→ Consigna 1
Según el fragmento sobre la transición política en Bolivia, ¿por qué las organizaciones democráticas tienden a formar alianzas? Contéstalo en una a tres oraciones.
→ Consigna 2
Copia otra vez el fragmento sobre la transición política en Bolivia, empezando por "4. El campo" y siguiendo hasta "UDP en Bolivia.", y cambia "aceleradamente" por "rápidamente".

→ Fragmento del documento
------------------------------------
Las dos experiencias anteriores de transición política en Bolivia –la que comenzó en 1978 y que nos llevó de 18 años de gobiernos militares a la instauración de la democracia en 1982 y a las reformas de mercado de 1985; y la que comenzó con la crisis de la democracia pactada en 2003 y que terminó con la victoria del MAS en las elecciones de 2005 y la creación del Estado plurinacional en 2009– tuvieron una duración de aproximadamente siete años cada una. Esos procesos, sumados a los que ocurrieron simultáneamente en otros países latinoamericanos –en oleadas sucesivas de “democratización” posdictatorial, primero, y de “giro a la izquierda” posneoliberal, después– dejan algunas enseñanzas para el proceso actual. Entre ellas:
1. La transición no culmina necesariamente con la elección de un nuevo gobierno sino con la consolidación institucional de un bloque social y político que le asegure gobernabilidad al nuevo régimen. En el trayecto, pueden producirse avances y retrocesos hasta que se consolide un nuevo “pacto social” legítimo y duradero, con frecuencia a través de la aprobación de una nueva Constitución.
2. Las fuerzas políticas del régimen saliente conservan cierto apoyo social a pesar de haber sido desplazadas del poder y no sólo ponen condiciones a la transición, sino que pueden recomponerse e intentar restaurar el “viejo orden”. Si logran hacerlo, la transición se interrumpe momentáneamente pero el curso de la historia –o el sentido común de una época– generalmente termina imponiéndose.
3. La transición desplaza del poder –total o parcialmente– a unos actores sociales y políticos y empodera a otros. Esos actores pueden ser de carácter corporativo, clasista, étnico, partidario o regional y terminan imponiendo su propia narrativa del proceso. Los cambios de régimen –que suelen producirse bajo el influjo de tendencias ideológicas y presiones internacionales– expresan también cambios en la cultura, en las ideas dominantes y en los códigos de comportamiento social y político.
4. El campo político se reconfigura aceleradamente en los procesos de transición y generalmente sin una agenda consensuada ni reglas de juego muy precisas. Cuanto menor solidez institucional tenga el sistema político, habrá mayor inestabilidad en los liderazgos y formaciones partidarias emergentes. Si el régimen saliente tuvo características autoritarias que limitaron la libre asociación política e impidieron la competencia electoral en condiciones de igualdad, las organizaciones democráticas tienden a conformar alianzas para poder hacerle frente, como sucedió con la Concertación en Chile o la UDP en Bolivia.
------------------------------------
→ Datos aportados
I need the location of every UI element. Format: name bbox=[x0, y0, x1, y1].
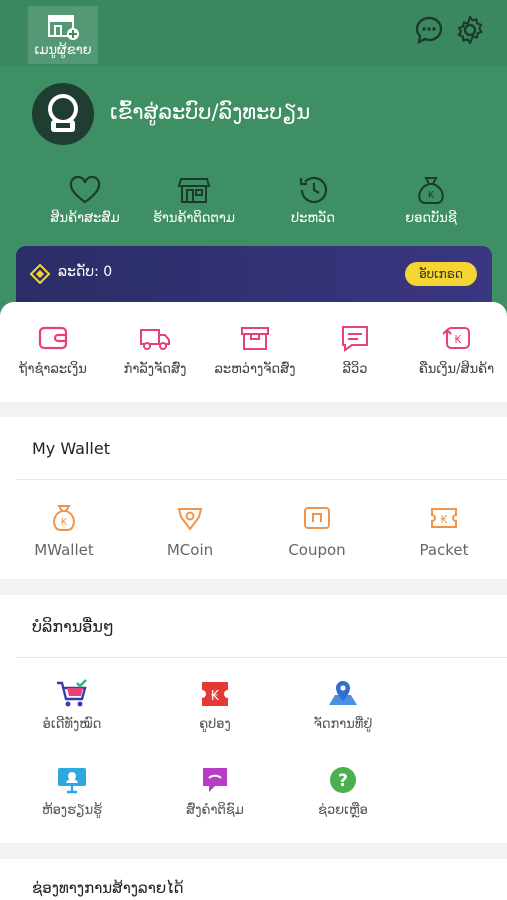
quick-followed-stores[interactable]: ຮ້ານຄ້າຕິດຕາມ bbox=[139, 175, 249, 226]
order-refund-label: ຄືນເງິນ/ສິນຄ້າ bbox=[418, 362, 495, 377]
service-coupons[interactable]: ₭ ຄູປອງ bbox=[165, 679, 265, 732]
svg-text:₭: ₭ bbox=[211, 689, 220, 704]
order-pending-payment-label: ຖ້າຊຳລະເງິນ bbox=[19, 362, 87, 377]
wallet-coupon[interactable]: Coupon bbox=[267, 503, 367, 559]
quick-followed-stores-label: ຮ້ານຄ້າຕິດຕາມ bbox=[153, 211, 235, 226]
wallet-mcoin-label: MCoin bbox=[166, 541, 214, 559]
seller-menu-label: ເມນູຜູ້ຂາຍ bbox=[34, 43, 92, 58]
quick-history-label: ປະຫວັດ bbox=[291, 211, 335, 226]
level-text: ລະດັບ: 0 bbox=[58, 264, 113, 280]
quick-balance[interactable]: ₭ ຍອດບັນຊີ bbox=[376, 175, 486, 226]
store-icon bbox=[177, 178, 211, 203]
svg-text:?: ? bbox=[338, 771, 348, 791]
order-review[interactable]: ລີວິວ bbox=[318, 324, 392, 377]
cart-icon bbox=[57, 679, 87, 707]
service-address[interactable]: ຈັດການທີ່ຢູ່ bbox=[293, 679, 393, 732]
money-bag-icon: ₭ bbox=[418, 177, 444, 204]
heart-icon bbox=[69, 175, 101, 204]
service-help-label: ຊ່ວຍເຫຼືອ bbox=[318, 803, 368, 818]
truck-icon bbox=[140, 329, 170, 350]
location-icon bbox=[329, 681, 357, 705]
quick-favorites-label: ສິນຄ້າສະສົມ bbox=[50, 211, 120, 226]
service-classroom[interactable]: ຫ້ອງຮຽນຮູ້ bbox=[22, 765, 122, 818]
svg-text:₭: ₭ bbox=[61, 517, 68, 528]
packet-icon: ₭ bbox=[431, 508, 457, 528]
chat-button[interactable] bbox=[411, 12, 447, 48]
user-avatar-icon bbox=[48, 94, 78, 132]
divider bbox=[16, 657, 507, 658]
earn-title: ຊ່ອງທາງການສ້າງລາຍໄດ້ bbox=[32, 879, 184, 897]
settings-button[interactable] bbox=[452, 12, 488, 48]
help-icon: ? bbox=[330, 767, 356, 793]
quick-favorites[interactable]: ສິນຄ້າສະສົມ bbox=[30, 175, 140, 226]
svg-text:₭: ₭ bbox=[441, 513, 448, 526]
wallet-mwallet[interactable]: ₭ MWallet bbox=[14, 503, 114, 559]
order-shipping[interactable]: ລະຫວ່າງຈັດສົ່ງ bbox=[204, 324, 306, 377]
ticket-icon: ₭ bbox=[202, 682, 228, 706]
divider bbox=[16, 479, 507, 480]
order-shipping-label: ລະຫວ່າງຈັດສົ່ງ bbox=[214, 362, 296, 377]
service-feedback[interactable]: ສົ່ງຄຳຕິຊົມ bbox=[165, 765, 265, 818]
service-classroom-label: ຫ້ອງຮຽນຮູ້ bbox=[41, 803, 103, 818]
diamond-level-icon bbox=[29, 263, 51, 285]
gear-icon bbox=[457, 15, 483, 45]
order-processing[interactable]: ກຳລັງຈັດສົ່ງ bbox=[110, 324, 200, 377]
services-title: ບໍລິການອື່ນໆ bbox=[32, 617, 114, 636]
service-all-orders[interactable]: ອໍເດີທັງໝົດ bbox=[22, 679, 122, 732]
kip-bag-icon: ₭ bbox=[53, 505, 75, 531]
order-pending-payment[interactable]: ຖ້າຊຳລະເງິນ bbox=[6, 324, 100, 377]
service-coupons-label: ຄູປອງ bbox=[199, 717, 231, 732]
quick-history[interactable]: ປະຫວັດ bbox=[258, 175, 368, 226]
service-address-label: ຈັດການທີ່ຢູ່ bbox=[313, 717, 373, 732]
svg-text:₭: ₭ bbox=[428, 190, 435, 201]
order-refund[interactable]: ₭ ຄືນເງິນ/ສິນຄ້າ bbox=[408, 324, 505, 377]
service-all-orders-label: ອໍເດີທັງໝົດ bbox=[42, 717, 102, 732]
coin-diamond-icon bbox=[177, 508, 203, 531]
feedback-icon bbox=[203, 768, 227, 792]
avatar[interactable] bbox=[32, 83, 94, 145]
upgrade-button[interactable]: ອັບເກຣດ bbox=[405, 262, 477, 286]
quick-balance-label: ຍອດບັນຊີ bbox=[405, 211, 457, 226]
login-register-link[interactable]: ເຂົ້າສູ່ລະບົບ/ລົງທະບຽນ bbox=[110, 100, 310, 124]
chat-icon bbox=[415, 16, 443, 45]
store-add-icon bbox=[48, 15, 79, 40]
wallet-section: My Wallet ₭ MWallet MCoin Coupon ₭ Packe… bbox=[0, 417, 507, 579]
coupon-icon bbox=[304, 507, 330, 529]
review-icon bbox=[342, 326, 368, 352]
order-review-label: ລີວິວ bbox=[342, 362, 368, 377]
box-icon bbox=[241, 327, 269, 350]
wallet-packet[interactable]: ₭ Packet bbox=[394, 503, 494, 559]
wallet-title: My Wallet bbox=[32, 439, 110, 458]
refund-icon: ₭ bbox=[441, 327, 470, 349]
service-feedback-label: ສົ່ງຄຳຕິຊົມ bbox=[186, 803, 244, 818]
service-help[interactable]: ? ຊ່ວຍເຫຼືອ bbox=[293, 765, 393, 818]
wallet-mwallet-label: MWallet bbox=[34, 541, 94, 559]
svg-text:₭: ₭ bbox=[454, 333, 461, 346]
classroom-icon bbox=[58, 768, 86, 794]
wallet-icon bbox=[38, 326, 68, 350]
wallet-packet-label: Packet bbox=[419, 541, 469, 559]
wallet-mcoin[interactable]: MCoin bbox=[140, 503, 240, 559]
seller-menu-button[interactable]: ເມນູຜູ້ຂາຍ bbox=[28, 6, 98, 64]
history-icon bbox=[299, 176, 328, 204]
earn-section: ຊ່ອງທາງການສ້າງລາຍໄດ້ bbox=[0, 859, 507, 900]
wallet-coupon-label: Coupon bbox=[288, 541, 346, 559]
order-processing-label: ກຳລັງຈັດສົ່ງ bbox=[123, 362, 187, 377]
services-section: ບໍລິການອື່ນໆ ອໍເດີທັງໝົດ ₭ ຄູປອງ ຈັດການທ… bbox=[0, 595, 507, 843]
------------------------------------
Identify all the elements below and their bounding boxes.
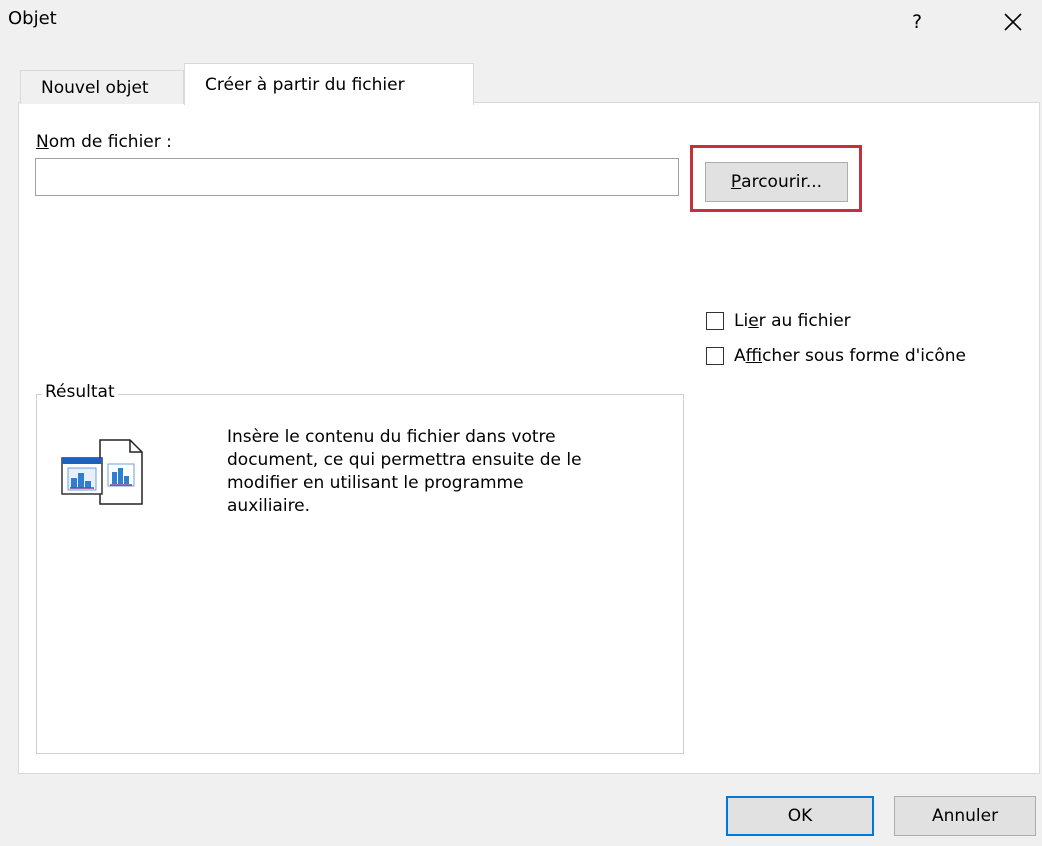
------------------------------------
→ Respuesta esperada 1
Las organizaciones democráticas tienden a formar alianzas cuando el régimen saliente tuvo rasgos autoritarios que limitaron la libre asociación política e impidieron competir en las elecciones en igualdad de condiciones. Se alían para poder hacerle frente, como pasó con la Concertación en Chile o la UDP en Bolivia.

→ Respuesta esperada 2
4. El campo político se reconfigura rápidamente en los procesos de transición y generalmente sin una agenda consensuada ni reglas de juego muy precisas. Cuanto menor solidez institucional tenga el sistema político, habrá mayor inestabilidad en los liderazgos y formaciones partidarias emergentes. Si el régimen saliente tuvo características autoritarias que limitaron la libre asociación política e impidieron la competencia electoral en condiciones de igualdad, las organizaciones democráticas tienden a conformar alianzas para poder hacerle frente, como sucedió con la Concertación en Chile o la UDP en Bolivia.